• Given instruction: Print every entry, word for word, and skip the images.

• Data listing:

=======

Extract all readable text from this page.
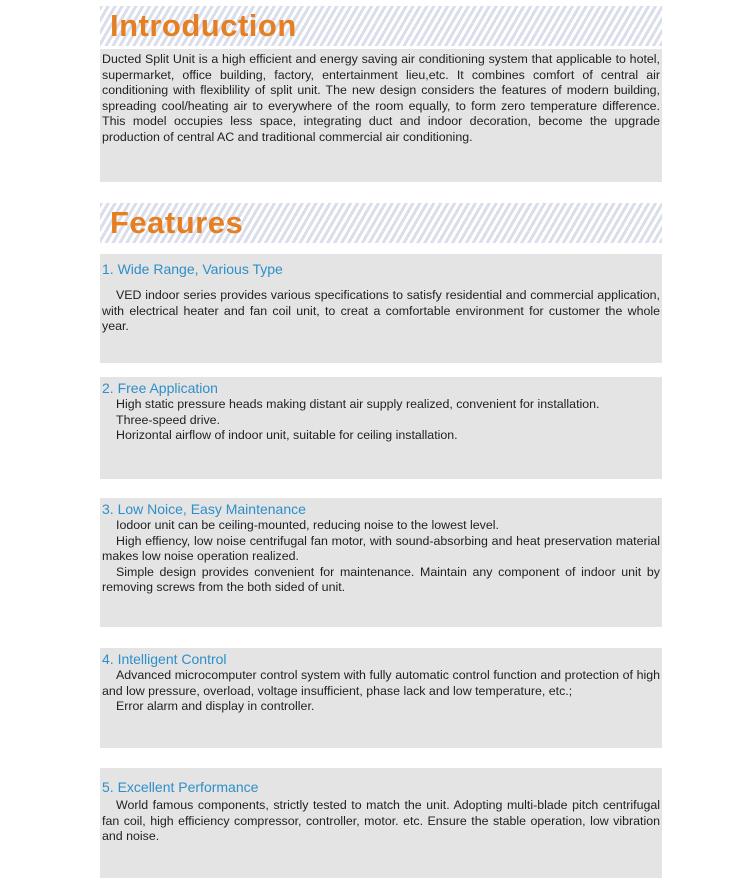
Introduction

Ducted Split Unit is a high efficient and energy saving air conditioning system that applicable to hotel, supermarket, office building, factory, entertainment lieu,etc. It combines comfort of central air conditioning with flexiblility of split unit. The new design considers the features of modern building, spreading cool/heating air to everywhere of the room equally, to form zero temperature difference. This model occupies less space, integrating duct and indoor decoration, become the upgrade production of central AC and traditional commercial air conditioning.

Features

1. Wide Range, Various Type

VED indoor series provides various specifications to satisfy residential and commercial application, with electrical heater and fan coil unit, to creat a comfortable environment for customer the whole year.

2. Free Application

High static pressure heads making distant air supply realized, convenient for installation.

Three-speed drive.

Horizontal airflow of indoor unit, suitable for ceiling installation.

3. Low Noice, Easy Maintenance

Iodoor unit can be ceiling-mounted, reducing noise to the lowest level.

High effiency, low noise centrifugal fan motor, with sound-absorbing and heat preservation material makes low noise operation realized.

Simple design provides convenient for maintenance. Maintain any component of indoor unit by removing screws from the both sided of unit.

4. Intelligent Control

Advanced microcomputer control system with fully automatic control function and protection of high and low pressure, overload, voltage insufficient, phase lack and low temperature, etc.;

Error alarm and display in controller.

5. Excellent Performance

World famous components, strictly tested to match the unit. Adopting multi-blade pitch centrifugal fan coil, high efficiency compressor, controller, motor. etc. Ensure the stable operation, low vibration and noise.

=======

• Response to this exercise:
Extract all readable text from this page.
Introduction

Ducted Split Unit is a high efficient and energy saving air conditioning system that applicable to hotel, supermarket, office building, factory, entertainment lieu,etc. It combines comfort of central air conditioning with flexiblility of split unit. The new design considers the features of modern building, spreading cool/heating air to everywhere of the room equally, to form zero temperature difference. This model occupies less space, integrating duct and indoor decoration, become the upgrade production of central AC and traditional commercial air conditioning.

Features

1. Wide Range, Various Type

VED indoor series provides various specifications to satisfy residential and commercial application, with electrical heater and fan coil unit, to creat a comfortable environment for customer the whole year.

2. Free Application

High static pressure heads making distant air supply realized, convenient for installation.

Three-speed drive.

Horizontal airflow of indoor unit, suitable for ceiling installation.

3. Low Noice, Easy Maintenance

Iodoor unit can be ceiling-mounted, reducing noise to the lowest level.

High effiency, low noise centrifugal fan motor, with sound-absorbing and heat preservation material makes low noise operation realized.

Simple design provides convenient for maintenance. Maintain any component of indoor unit by removing screws from the both sided of unit.

4. Intelligent Control

Advanced microcomputer control system with fully automatic control function and protection of high and low pressure, overload, voltage insufficient, phase lack and low temperature, etc.;

Error alarm and display in controller.

5. Excellent Performance

World famous components, strictly tested to match the unit. Adopting multi-blade pitch centrifugal fan coil, high efficiency compressor, controller, motor. etc. Ensure the stable operation, low vibration and noise.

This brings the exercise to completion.